---------- Working data ----------

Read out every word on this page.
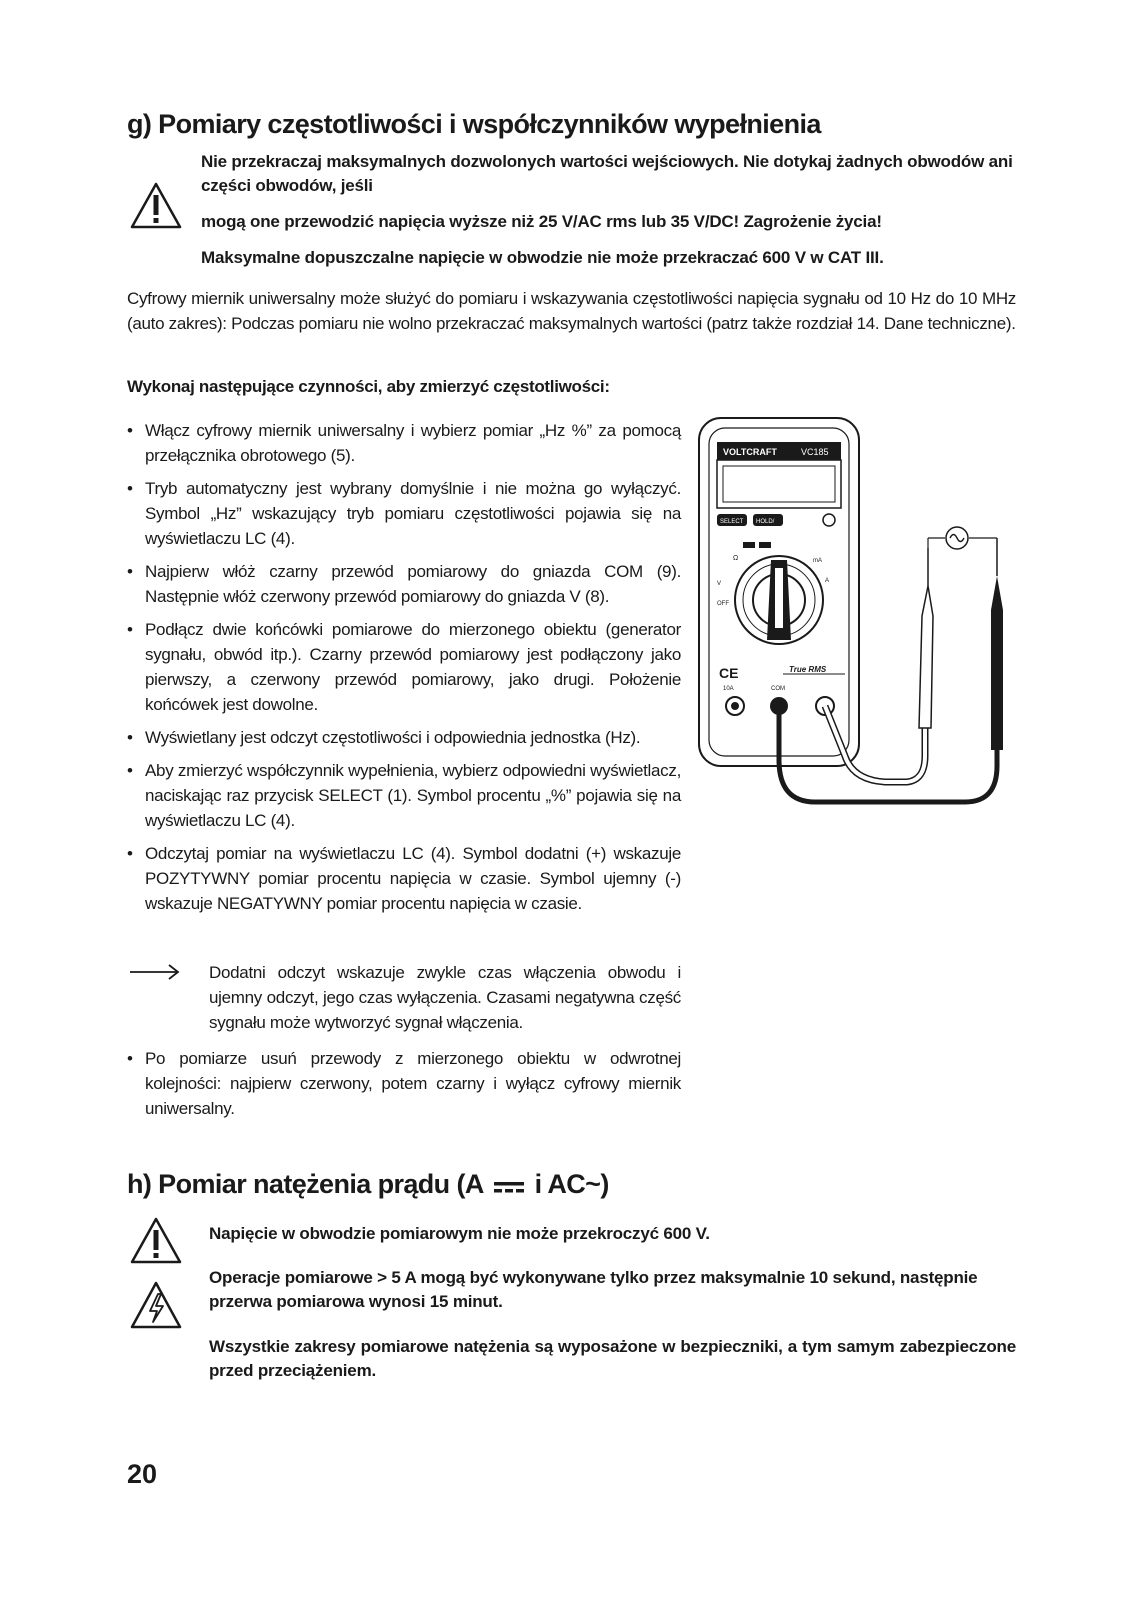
g) Pomiary częstotliwości i współczynników wypełnienia
Nie przekraczaj maksymalnych dozwolonych wartości wejściowych. Nie dotykaj żadnych obwodów ani części obwodów, jeśli
mogą one przewodzić napięcia wyższe niż 25 V/AC rms lub 35 V/DC! Zagrożenie życia!
Maksymalne dopuszczalne napięcie w obwodzie nie może przekraczać 600 V w CAT III.
Cyfrowy miernik uniwersalny może służyć do pomiaru i wskazywania częstotliwości napięcia sygnału od 10 Hz do 10 MHz (auto zakres): Podczas pomiaru nie wolno przekraczać maksymalnych wartości (patrz także rozdział 14. Dane techniczne).
Wykonaj następujące czynności, aby zmierzyć częstotliwości:
• Włącz cyfrowy miernik uniwersalny i wybierz pomiar „Hz %” za pomocą przełącznika obrotowego (5).
• Tryb automatyczny jest wybrany domyślnie i nie można go wyłączyć. Symbol „Hz” wskazujący tryb pomiaru częstotliwości pojawia się na wyświetlaczu LC (4).
• Najpierw włóż czarny przewód pomiarowy do gniazda COM (9). Następnie włóż czerwony przewód pomiarowy do gniazda V (8).
• Podłącz dwie końcówki pomiarowe do mierzonego obiektu (generator sygnału, obwód itp.). Czarny przewód pomiarowy jest podłączony jako pierwszy, a czerwony przewód pomiarowy, jako drugi. Położenie końcówek jest dowolne.
• Wyświetlany jest odczyt częstotliwości i odpowiednia jednostka (Hz).
• Aby zmierzyć współczynnik wypełnienia, wybierz odpowiedni wyświetlacz, naciskając raz przycisk SELECT (1). Symbol procentu „%” pojawia się na wyświetlaczu LC (4).
• Odczytaj pomiar na wyświetlaczu LC (4). Symbol dodatni (+) wskazuje POZYTYWNY pomiar procentu napięcia w czasie. Symbol ujemny (-) wskazuje NEGATYWNY pomiar procentu napięcia w czasie.
Dodatni odczyt wskazuje zwykle czas włączenia obwodu i ujemny odczyt, jego czas wyłączenia. Czasami negatywna część sygnału może wytworzyć sygnał włączenia.
• Po pomiarze usuń przewody z mierzonego obiektu w odwrotnej kolejności: najpierw czerwony, potem czarny i wyłącz cyfrowy miernik uniwersalny.
VOLTCRAFT	VC185
SELECT HOLD/
Ω	mA
A
V
OFF
CE	True RMS
10A	COM
h) Pomiar natężenia prądu (A i AC~)
Napięcie w obwodzie pomiarowym nie może przekroczyć 600 V.
Operacje pomiarowe > 5 A mogą być wykonywane tylko przez maksymalnie 10 sekund, następnie przerwa pomiarowa wynosi 15 minut.
Wszystkie zakresy pomiarowe natężenia są wyposażone w bezpieczniki, a tym samym zabezpieczone przed przeciążeniem.
20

----------

Omit all pictures while transcribing the entries verbatim.

▸ **Solution for this problem**:
Read out every word on this page.
g) Pomiary częstotliwości i współczynników wypełnienia
Nie przekraczaj maksymalnych dozwolonych wartości wejściowych. Nie dotykaj żadnych obwodów ani części obwodów, jeśli
mogą one przewodzić napięcia wyższe niż 25 V/AC rms lub 35 V/DC! Zagrożenie życia!
Maksymalne dopuszczalne napięcie w obwodzie nie może przekraczać 600 V w CAT III.
Cyfrowy miernik uniwersalny może służyć do pomiaru i wskazywania częstotliwości napięcia sygnału od 10 Hz do 10 MHz (auto zakres): Podczas pomiaru nie wolno przekraczać maksymalnych wartości (patrz także rozdział 14. Dane techniczne).
Wykonaj następujące czynności, aby zmierzyć częstotliwości:
• Włącz cyfrowy miernik uniwersalny i wybierz pomiar „Hz %” za pomocą przełącznika obrotowego (5).
• Tryb automatyczny jest wybrany domyślnie i nie można go wyłączyć. Symbol „Hz” wskazujący tryb pomiaru częstotliwości pojawia się na wyświetlaczu LC (4).
• Najpierw włóż czarny przewód pomiarowy do gniazda COM (9). Następnie włóż czerwony przewód pomiarowy do gniazda V (8).
• Podłącz dwie końcówki pomiarowe do mierzonego obiektu (generator sygnału, obwód itp.). Czarny przewód pomiarowy jest podłączony jako pierwszy, a czerwony przewód pomiarowy, jako drugi. Położenie końcówek jest dowolne.
• Wyświetlany jest odczyt częstotliwości i odpowiednia jednostka (Hz).
• Aby zmierzyć współczynnik wypełnienia, wybierz odpowiedni wyświetlacz, naciskając raz przycisk SELECT (1). Symbol procentu „%” pojawia się na wyświetlaczu LC (4).
• Odczytaj pomiar na wyświetlaczu LC (4). Symbol dodatni (+) wskazuje POZYTYWNY pomiar procentu napięcia w czasie. Symbol ujemny (-) wskazuje NEGATYWNY pomiar procentu napięcia w czasie.
Dodatni odczyt wskazuje zwykle czas włączenia obwodu i ujemny odczyt, jego czas wyłączenia. Czasami negatywna część sygnału może wytworzyć sygnał włączenia.
• Po pomiarze usuń przewody z mierzonego obiektu w odwrotnej kolejności: najpierw czerwony, potem czarny i wyłącz cyfrowy miernik uniwersalny.
VOLTCRAFT	VC185
SELECT HOLD/
Ω	mA
A
V
OFF
CE	True RMS
10A	COM
h) Pomiar natężenia prądu (A i AC~)
Napięcie w obwodzie pomiarowym nie może przekroczyć 600 V.
Operacje pomiarowe > 5 A mogą być wykonywane tylko przez maksymalnie 10 sekund, następnie przerwa pomiarowa wynosi 15 minut.
Wszystkie zakresy pomiarowe natężenia są wyposażone w bezpieczniki, a tym samym zabezpieczone przed przeciążeniem.
20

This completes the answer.